■ What is required: Below are entries to be transcribed exactly; exclude the pictures from the copy.

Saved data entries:
--- Start ---
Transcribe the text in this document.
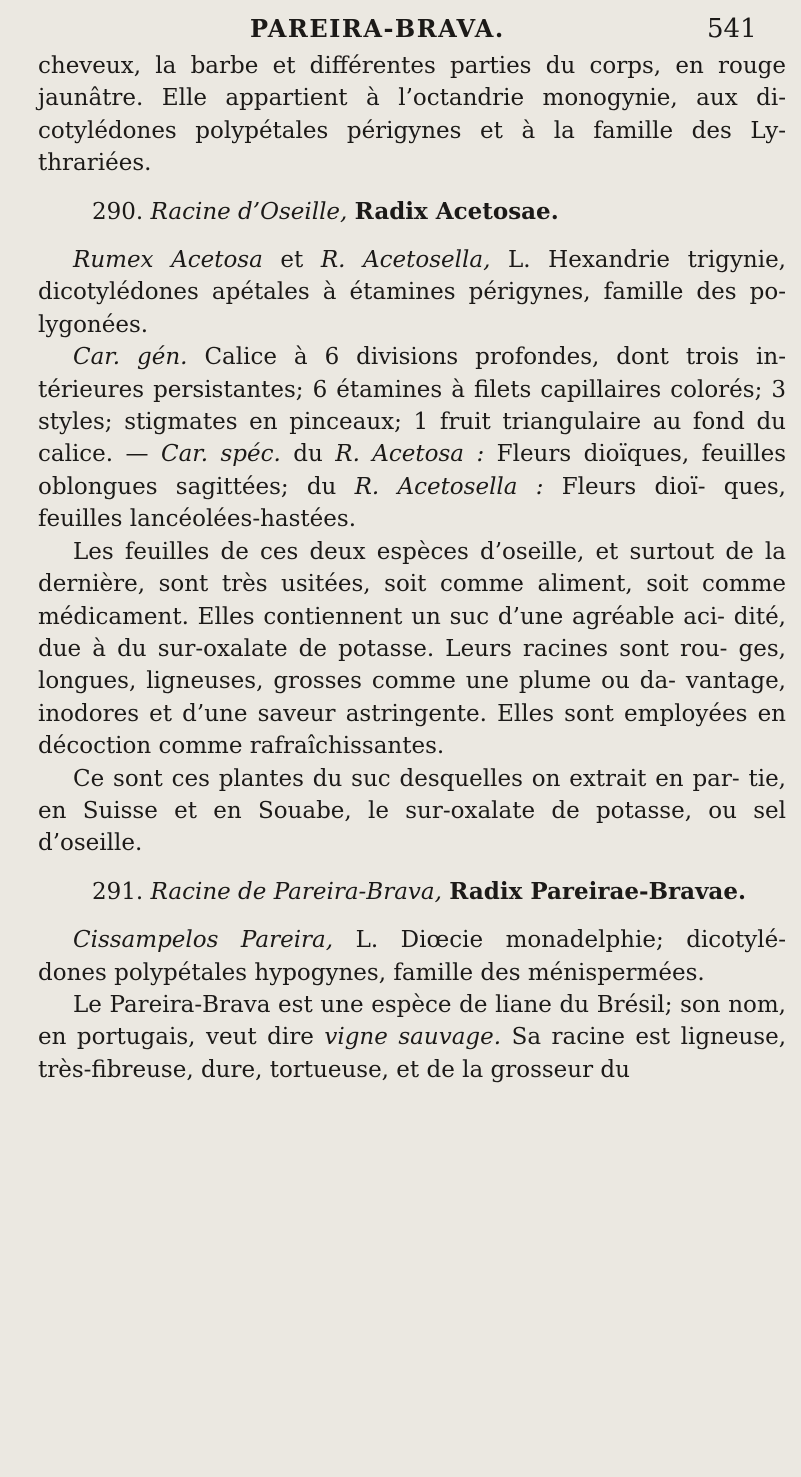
PAREIRA-BRAVA.	541

cheveux, la barbe et différentes parties du corps, en rouge jaunâtre. Elle appartient à l’octandrie monogynie, aux di- cotylédones polypétales périgynes et à la famille des Ly- thrariées.

290. Racine d’Oseille, Radix Acetosae.

Rumex Acetosa et R. Acetosella, L. Hexandrie trigynie, dicotylédones apétales à étamines périgynes, famille des po- lygonées.

Car. gén. Calice à 6 divisions profondes, dont trois in- térieures persistantes; 6 étamines à filets capillaires colorés; 3 styles; stigmates en pinceaux; 1 fruit triangulaire au fond du calice. — Car. spéc. du R. Acetosa : Fleurs dioïques, feuilles oblongues sagittées; du R. Acetosella : Fleurs dioï- ques, feuilles lancéolées-hastées.

Les feuilles de ces deux espèces d’oseille, et surtout de la dernière, sont très usitées, soit comme aliment, soit comme médicament. Elles contiennent un suc d’une agréable aci- dité, due à du sur-oxalate de potasse. Leurs racines sont rou- ges, longues, ligneuses, grosses comme une plume ou da- vantage, inodores et d’une saveur astringente. Elles sont employées en décoction comme rafraîchissantes.

Ce sont ces plantes du suc desquelles on extrait en par- tie, en Suisse et en Souabe, le sur-oxalate de potasse, ou sel d’oseille.

291. Racine de Pareira-Brava, Radix Pareirae-Bravae.

Cissampelos Pareira, L. Diœcie monadelphie; dicotylé- dones polypétales hypogynes, famille des ménispermées.

Le Pareira-Brava est une espèce de liane du Brésil; son nom, en portugais, veut dire vigne sauvage. Sa racine est ligneuse, très-fibreuse, dure, tortueuse, et de la grosseur du
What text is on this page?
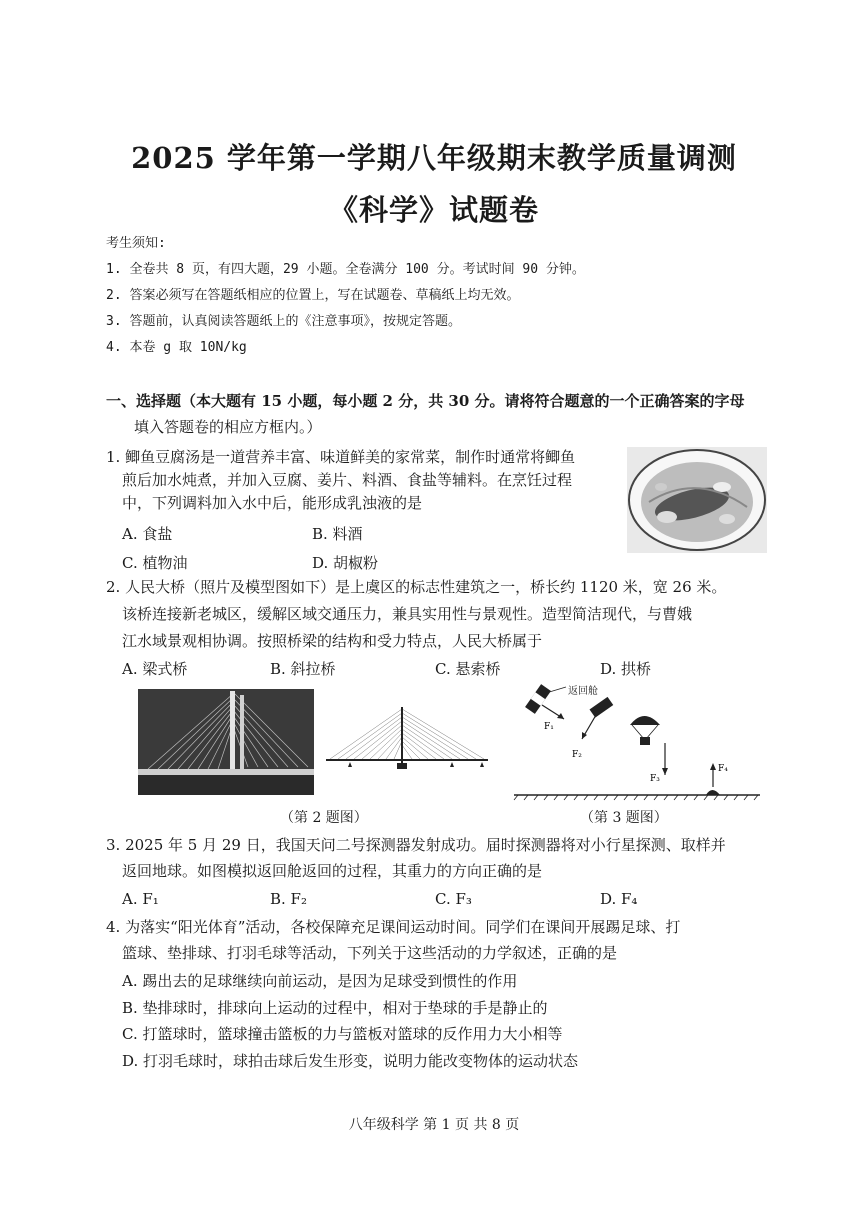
2025 学年第一学期八年级期末教学质量调测
《科学》试题卷
考生须知:
1. 全卷共 8 页，有四大题，29 小题。全卷满分 100 分。考试时间 90 分钟。
2. 答案必须写在答题纸相应的位置上，写在试题卷、草稿纸上均无效。
3. 答题前，认真阅读答题纸上的《注意事项》，按规定答题。
4. 本卷 g 取 10N/kg
一、选择题（本大题有 15 小题，每小题 2 分，共 30 分。请将符合题意的一个正确答案的字母
填入答题卷的相应方框内。）
1. 鲫鱼豆腐汤是一道营养丰富、味道鲜美的家常菜，制作时通常将鲫鱼
煎后加水炖煮，并加入豆腐、姜片、料酒、食盐等辅料。在烹饪过程
中，下列调料加入水中后，能形成乳浊液的是
A. 食盐	B. 料酒
C. 植物油	D. 胡椒粉
2. 人民大桥（照片及模型图如下）是上虞区的标志性建筑之一，桥长约 1120 米，宽 26 米。
该桥连接新老城区，缓解区域交通压力，兼具实用性与景观性。造型简洁现代，与曹娥
江水域景观相协调。按照桥梁的结构和受力特点，人民大桥属于
A. 梁式桥	B. 斜拉桥	C. 悬索桥	D. 拱桥
F₁
F₂
F₃
F₄
返回舱
（第 2 题图）	（第 3 题图）
3. 2025 年 5 月 29 日，我国天问二号探测器发射成功。届时探测器将对小行星探测、取样并
返回地球。如图模拟返回舱返回的过程，其重力的方向正确的是
A. F₁	B. F₂	C. F₃	D. F₄
4. 为落实“阳光体育”活动，各校保障充足课间运动时间。同学们在课间开展踢足球、打
篮球、垫排球、打羽毛球等活动，下列关于这些活动的力学叙述，正确的是
A. 踢出去的足球继续向前运动，是因为足球受到惯性的作用
B. 垫排球时，排球向上运动的过程中，相对于垫球的手是静止的
C. 打篮球时，篮球撞击篮板的力与篮板对篮球的反作用力大小相等
D. 打羽毛球时，球拍击球后发生形变，说明力能改变物体的运动状态
八年级科学 第 1 页 共 8 页
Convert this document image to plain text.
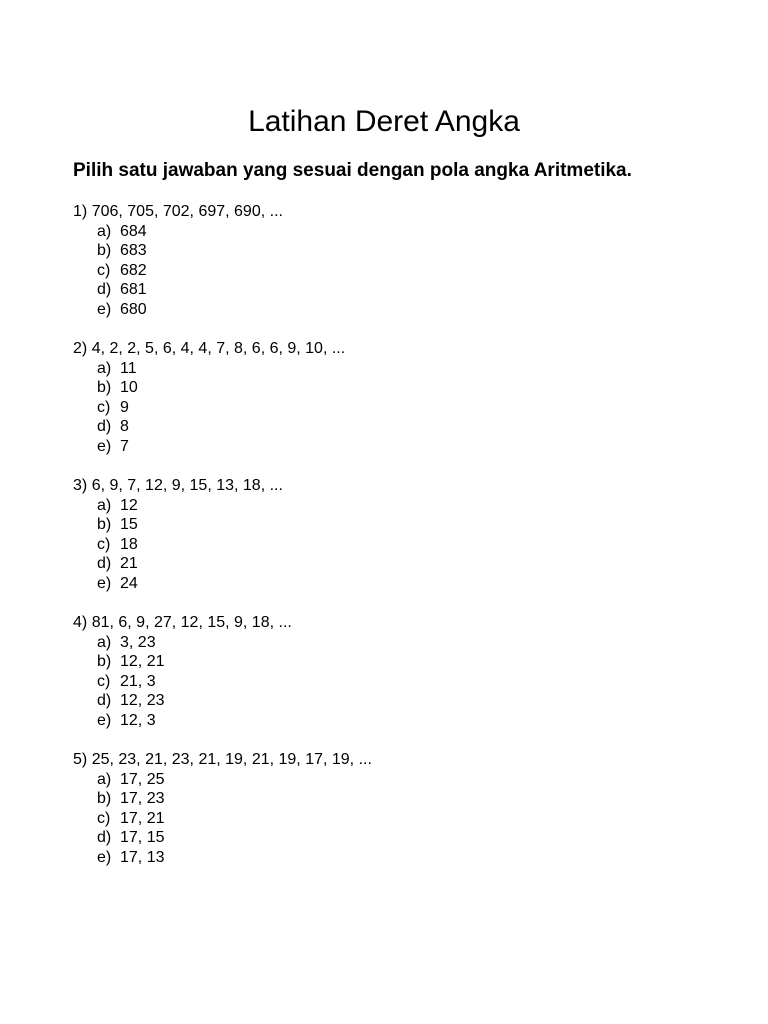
Latihan Deret Angka

Pilih satu jawaban yang sesuai dengan pola angka Aritmetika.

1) 706, 705, 702, 697, 690, ...
a) 684
b) 683
c) 682
d) 681
e) 680
2) 4, 2, 2, 5, 6, 4, 4, 7, 8, 6, 6, 9, 10, ...
a) 11
b) 10
c) 9
d) 8
e) 7
3) 6, 9, 7, 12, 9, 15, 13, 18, ...
a) 12
b) 15
c) 18
d) 21
e) 24
4) 81, 6, 9, 27, 12, 15, 9, 18, ...
a) 3, 23
b) 12, 21
c) 21, 3
d) 12, 23
e) 12, 3
5) 25, 23, 21, 23, 21, 19, 21, 19, 17, 19, ...
a) 17, 25
b) 17, 23
c) 17, 21
d) 17, 15
e) 17, 13
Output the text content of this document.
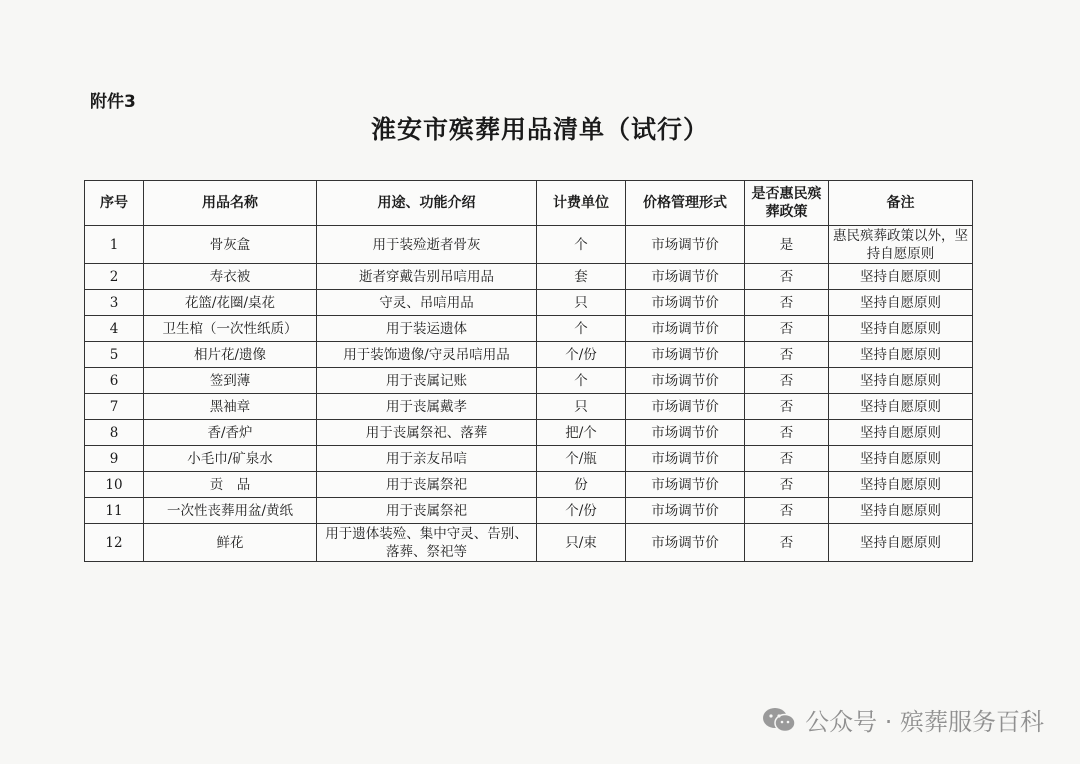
附件3
淮安市殡葬用品清单（试行）
序号	用品名称	用途、功能介绍	计费单位	价格管理形式	是否惠民殡葬政策	备注
1	骨灰盒	用于装殓逝者骨灰	个	市场调节价	是	惠民殡葬政策以外，坚持自愿原则
2	寿衣被	逝者穿戴告别吊唁用品	套	市场调节价	否	坚持自愿原则
3	花篮/花圈/桌花	守灵、吊唁用品	只	市场调节价	否	坚持自愿原则
4	卫生棺（一次性纸质）	用于装运遗体	个	市场调节价	否	坚持自愿原则
5	相片花/遗像	用于装饰遗像/守灵吊唁用品	个/份	市场调节价	否	坚持自愿原则
6	签到薄	用于丧属记账	个	市场调节价	否	坚持自愿原则
7	黑袖章	用于丧属戴孝	只	市场调节价	否	坚持自愿原则
8	香/香炉	用于丧属祭祀、落葬	把/个	市场调节价	否	坚持自愿原则
9	小毛巾/矿泉水	用于亲友吊唁	个/瓶	市场调节价	否	坚持自愿原则
10	贡　品	用于丧属祭祀	份	市场调节价	否	坚持自愿原则
11	一次性丧葬用盆/黄纸	用于丧属祭祀	个/份	市场调节价	否	坚持自愿原则
12	鲜花	用于遗体装殓、集中守灵、告别、落葬、祭祀等	只/束	市场调节价	否	坚持自愿原则
公众号 · 殡葬服务百科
--- End ---
■ Exercise result:
Transcribe the text in this document.
PAREIRA-BRAVA.	541

cheveux, la barbe et différentes parties du corps, en rouge jaunâtre. Elle appartient à l’octandrie monogynie, aux di- cotylédones polypétales périgynes et à la famille des Ly- thrariées.

290. Racine d’Oseille, Radix Acetosae.

Rumex Acetosa et R. Acetosella, L. Hexandrie trigynie, dicotylédones apétales à étamines périgynes, famille des po- lygonées.

Car. gén. Calice à 6 divisions profondes, dont trois in- térieures persistantes; 6 étamines à filets capillaires colorés; 3 styles; stigmates en pinceaux; 1 fruit triangulaire au fond du calice. — Car. spéc. du R. Acetosa : Fleurs dioïques, feuilles oblongues sagittées; du R. Acetosella : Fleurs dioï- ques, feuilles lancéolées-hastées.

Les feuilles de ces deux espèces d’oseille, et surtout de la dernière, sont très usitées, soit comme aliment, soit comme médicament. Elles contiennent un suc d’une agréable aci- dité, due à du sur-oxalate de potasse. Leurs racines sont rou- ges, longues, ligneuses, grosses comme une plume ou da- vantage, inodores et d’une saveur astringente. Elles sont employées en décoction comme rafraîchissantes.

Ce sont ces plantes du suc desquelles on extrait en par- tie, en Suisse et en Souabe, le sur-oxalate de potasse, ou sel d’oseille.

291. Racine de Pareira-Brava, Radix Pareirae-Bravae.

Cissampelos Pareira, L. Diœcie monadelphie; dicotylé- dones polypétales hypogynes, famille des ménispermées.

Le Pareira-Brava est une espèce de liane du Brésil; son nom, en portugais, veut dire vigne sauvage. Sa racine est ligneuse, très-fibreuse, dure, tortueuse, et de la grosseur du
What text is on this page?
2025 学年第一学期八年级期末教学质量调测
《科学》试题卷
考生须知:
1. 全卷共 8 页，有四大题，29 小题。全卷满分 100 分。考试时间 90 分钟。
2. 答案必须写在答题纸相应的位置上，写在试题卷、草稿纸上均无效。
3. 答题前，认真阅读答题纸上的《注意事项》，按规定答题。
4. 本卷 g 取 10N/kg
一、选择题（本大题有 15 小题，每小题 2 分，共 30 分。请将符合题意的一个正确答案的字母
填入答题卷的相应方框内。）
1. 鲫鱼豆腐汤是一道营养丰富、味道鲜美的家常菜，制作时通常将鲫鱼
煎后加水炖煮，并加入豆腐、姜片、料酒、食盐等辅料。在烹饪过程
中，下列调料加入水中后，能形成乳浊液的是
A. 食盐	B. 料酒
C. 植物油	D. 胡椒粉
2. 人民大桥（照片及模型图如下）是上虞区的标志性建筑之一，桥长约 1120 米，宽 26 米。
该桥连接新老城区，缓解区域交通压力，兼具实用性与景观性。造型简洁现代，与曹娥
江水域景观相协调。按照桥梁的结构和受力特点，人民大桥属于
A. 梁式桥	B. 斜拉桥	C. 悬索桥	D. 拱桥
F₁
F₂
F₃
F₄
返回舱
（第 2 题图）	（第 3 题图）
3. 2025 年 5 月 29 日，我国天问二号探测器发射成功。届时探测器将对小行星探测、取样并
返回地球。如图模拟返回舱返回的过程，其重力的方向正确的是
A. F₁	B. F₂	C. F₃	D. F₄
4. 为落实“阳光体育”活动，各校保障充足课间运动时间。同学们在课间开展踢足球、打
篮球、垫排球、打羽毛球等活动，下列关于这些活动的力学叙述，正确的是
A. 踢出去的足球继续向前运动，是因为足球受到惯性的作用
B. 垫排球时，排球向上运动的过程中，相对于垫球的手是静止的
C. 打篮球时，篮球撞击篮板的力与篮板对篮球的反作用力大小相等
D. 打羽毛球时，球拍击球后发生形变，说明力能改变物体的运动状态
八年级科学 第 1 页 共 8 页
Convert this document image to plain text.
Latihan Deret Angka

Pilih satu jawaban yang sesuai dengan pola angka Aritmetika.

1) 706, 705, 702, 697, 690, ...
a) 684
b) 683
c) 682
d) 681
e) 680
2) 4, 2, 2, 5, 6, 4, 4, 7, 8, 6, 6, 9, 10, ...
a) 11
b) 10
c) 9
d) 8
e) 7
3) 6, 9, 7, 12, 9, 15, 13, 18, ...
a) 12
b) 15
c) 18
d) 21
e) 24
4) 81, 6, 9, 27, 12, 15, 9, 18, ...
a) 3, 23
b) 12, 21
c) 21, 3
d) 12, 23
e) 12, 3
5) 25, 23, 21, 23, 21, 19, 21, 19, 17, 19, ...
a) 17, 25
b) 17, 23
c) 17, 21
d) 17, 15
e) 17, 13
Output the text content of this document.
附件3
淮安市殡葬用品清单（试行）
序号	用品名称	用途、功能介绍	计费单位	价格管理形式	是否惠民殡葬政策	备注
1	骨灰盒	用于装殓逝者骨灰	个	市场调节价	是	惠民殡葬政策以外，坚持自愿原则
2	寿衣被	逝者穿戴告别吊唁用品	套	市场调节价	否	坚持自愿原则
3	花篮/花圈/桌花	守灵、吊唁用品	只	市场调节价	否	坚持自愿原则
4	卫生棺（一次性纸质）	用于装运遗体	个	市场调节价	否	坚持自愿原则
5	相片花/遗像	用于装饰遗像/守灵吊唁用品	个/份	市场调节价	否	坚持自愿原则
6	签到薄	用于丧属记账	个	市场调节价	否	坚持自愿原则
7	黑袖章	用于丧属戴孝	只	市场调节价	否	坚持自愿原则
8	香/香炉	用于丧属祭祀、落葬	把/个	市场调节价	否	坚持自愿原则
9	小毛巾/矿泉水	用于亲友吊唁	个/瓶	市场调节价	否	坚持自愿原则
10	贡　品	用于丧属祭祀	份	市场调节价	否	坚持自愿原则
11	一次性丧葬用盆/黄纸	用于丧属祭祀	个/份	市场调节价	否	坚持自愿原则
12	鲜花	用于遗体装殓、集中守灵、告别、落葬、祭祀等	只/束	市场调节价	否	坚持自愿原则
公众号 · 殡葬服务百科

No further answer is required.